** The problem **
Can you carry on the forum thread about overfitting when fine-tuning a ResNet, picking up right after its last post?

** Excerpt provided **
I noticed that in many cases, fine-tuning a resnet works great, if the training doesn’t take too many epochs.
However, if I have a case where much training is required, I tend to overfit the resnet (training loss going down, validation loss going up). And I see that the architecture by default only has Dropout at the end of the model.
Should I insert Dropout layers throughout the model? Or what is a good strategy to avoid overfitting a resnet?
Thanks for the hints! In this particular case I can’t get more data, and augmentation possibilities are limited.
But indeed I should add regularization.
Interesting, I didn’t know about dropblocks.
rwightman has an amazing repository of image classification models (and other repos like EfficientDet, EfficientNets, etc). It has implemented a LOT of features and data augmentations and plays nicely with fastai. Models have .to_list() methods.

** Information provided **
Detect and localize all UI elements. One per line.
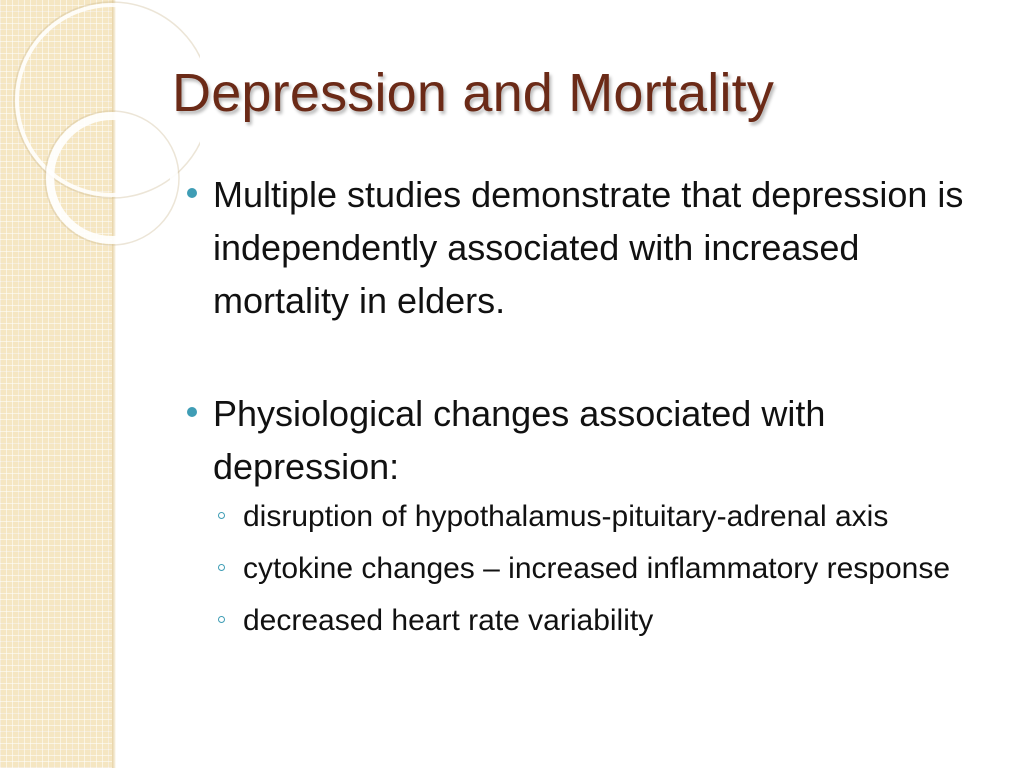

** Exercise output **
Nice notebook! However, I think that it’s easier if you pass as_sequential=True in model creation. At least, gen-efficientnet-pytorch repo supports it. Then, you could use the standard fastai cnn_learner and pass cut=None. If I remember well, it works well with mobilenetV2 and EfficientNets.
>>> import geffnet
>>> m = geffnet.mixnet_l(pretrained=True, drop_rate=0.25, drop_connect_rate=0.2, as_sequential=True)
learn = cnn_learner(dls, m, cut=None, ...)